What you have to do:
Using "nconductance" as the search string, find the matching lines below and copy them.

────

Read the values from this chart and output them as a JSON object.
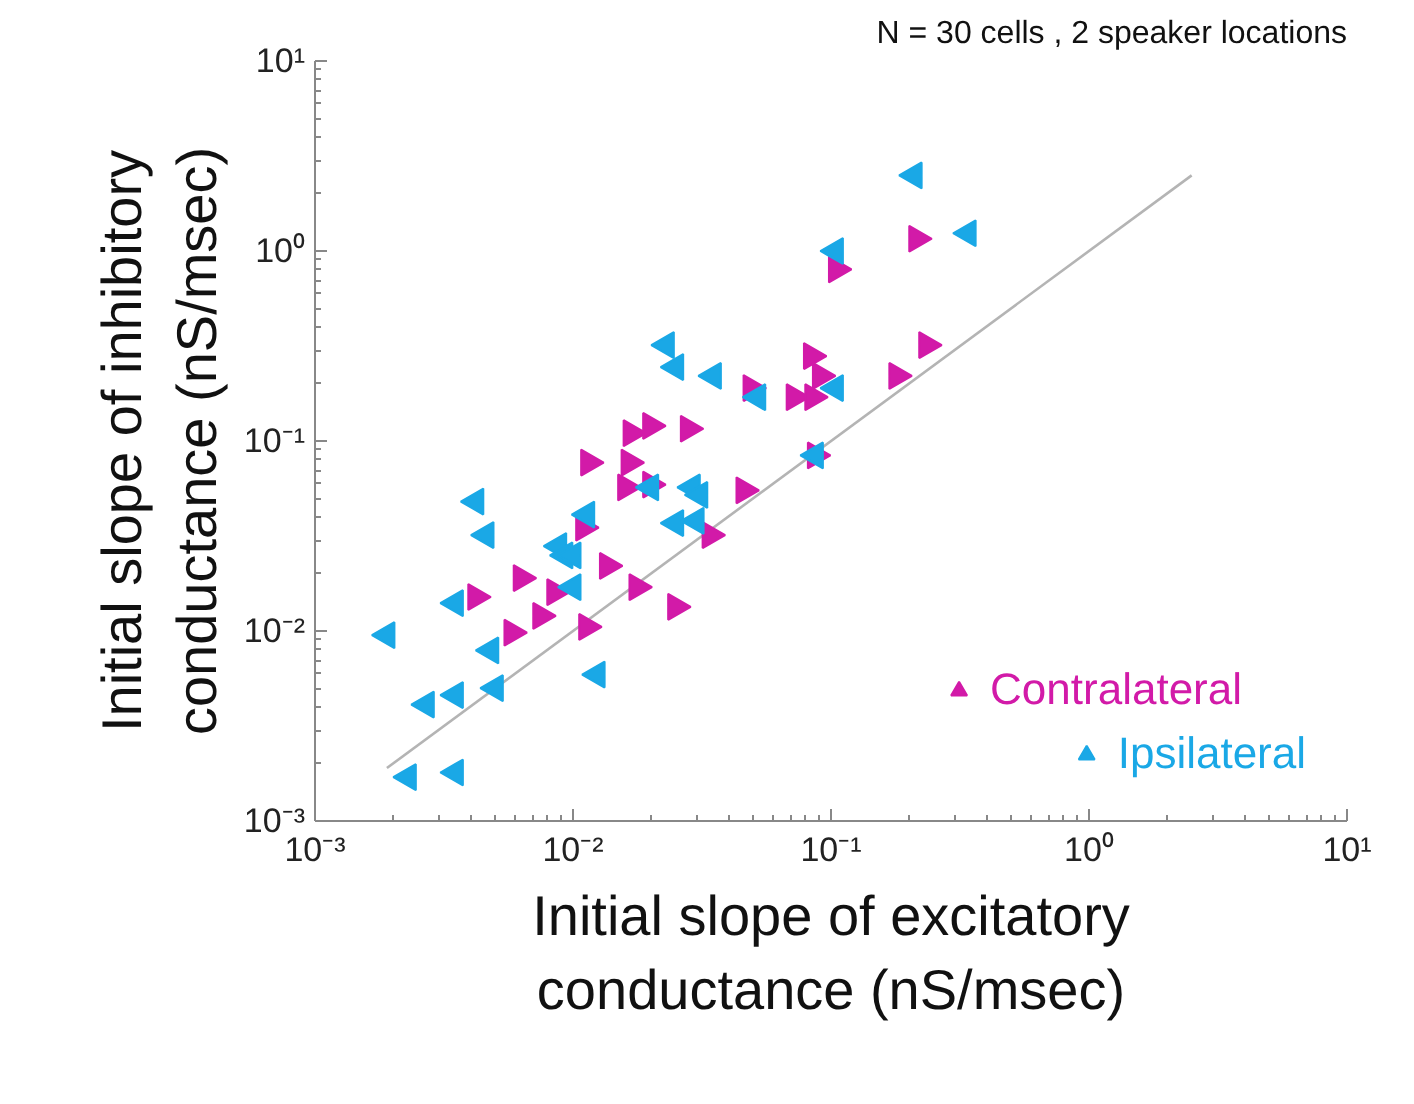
{
  "chart_data": {
    "type": "scatter",
    "xlabel": "Initial slope of excitatory\nconductance (nS/msec)",
    "ylabel": "Initial slope of inhibitory\nconductance (nS/msec)",
    "annotations": [
      "N = 30 cells , 2 speaker locations"
    ],
    "log": "xy",
    "grid": false,
    "legend": "bottom right",
    "xlim": [
      0.001,
      10
    ],
    "ylim": [
      0.001,
      10
    ],
    "xticks": [
      {
        "value": 0.001,
        "label": "10⁻³"
      },
      {
        "value": 0.01,
        "label": "10⁻²"
      },
      {
        "value": 0.1,
        "label": "10⁻¹"
      },
      {
        "value": 1,
        "label": "10⁰"
      },
      {
        "value": 10,
        "label": "10¹"
      }
    ],
    "yticks": [
      {
        "value": 0.001,
        "label": "10⁻³"
      },
      {
        "value": 0.01,
        "label": "10⁻²"
      },
      {
        "value": 0.1,
        "label": "10⁻¹"
      },
      {
        "value": 1,
        "label": "10⁰"
      },
      {
        "value": 10,
        "label": "10¹"
      }
    ],
    "series": [
      {
        "name": "Contralateral",
        "color": "#d21aa8",
        "marker": "triangle",
        "x": [
          0.215,
          0.105,
          0.235,
          0.18,
          0.084,
          0.091,
          0.049,
          0.072,
          0.085,
          0.087,
          0.0168,
          0.02,
          0.028,
          0.0115,
          0.0165,
          0.016,
          0.02,
          0.046,
          0.034,
          0.011,
          0.0136,
          0.0063,
          0.0085,
          0.0177,
          0.025,
          0.0075,
          0.0113,
          0.0058,
          0.0042
        ],
        "values": [
          1.16,
          0.8,
          0.32,
          0.22,
          0.28,
          0.22,
          0.19,
          0.17,
          0.17,
          0.084,
          0.11,
          0.12,
          0.116,
          0.077,
          0.077,
          0.057,
          0.059,
          0.055,
          0.032,
          0.035,
          0.022,
          0.019,
          0.016,
          0.017,
          0.0134,
          0.012,
          0.0105,
          0.0098,
          0.0151
        ]
      },
      {
        "name": "Ipsilateral",
        "color": "#1aa8e6",
        "marker": "triangle",
        "x": [
          0.21,
          0.34,
          0.104,
          0.023,
          0.025,
          0.035,
          0.052,
          0.104,
          0.087,
          0.02,
          0.029,
          0.031,
          0.025,
          0.03,
          0.0113,
          0.0088,
          0.0093,
          0.01,
          0.0046,
          0.0042,
          0.0048,
          0.0035,
          0.0019,
          0.0124,
          0.0027,
          0.0035,
          0.005,
          0.0023,
          0.0035,
          0.01
        ],
        "values": [
          2.5,
          1.24,
          1.0,
          0.32,
          0.245,
          0.22,
          0.17,
          0.19,
          0.084,
          0.057,
          0.057,
          0.052,
          0.037,
          0.038,
          0.041,
          0.028,
          0.025,
          0.017,
          0.032,
          0.048,
          0.0079,
          0.014,
          0.0095,
          0.0059,
          0.0041,
          0.0046,
          0.005,
          0.0017,
          0.0018,
          0.025
        ]
      },
      {
        "type": "line",
        "color": "#b4b4b4",
        "marker": "none",
        "x": [
          0.0019,
          2.5
        ],
        "values": [
          0.0019,
          2.5
        ]
      }
    ]
  }
}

────

Answer to the exercise:
    "xlabel": "Initial slope of excitatory\nconductance (nS/msec)",
    "ylabel": "Initial slope of inhibitory\nconductance (nS/msec)",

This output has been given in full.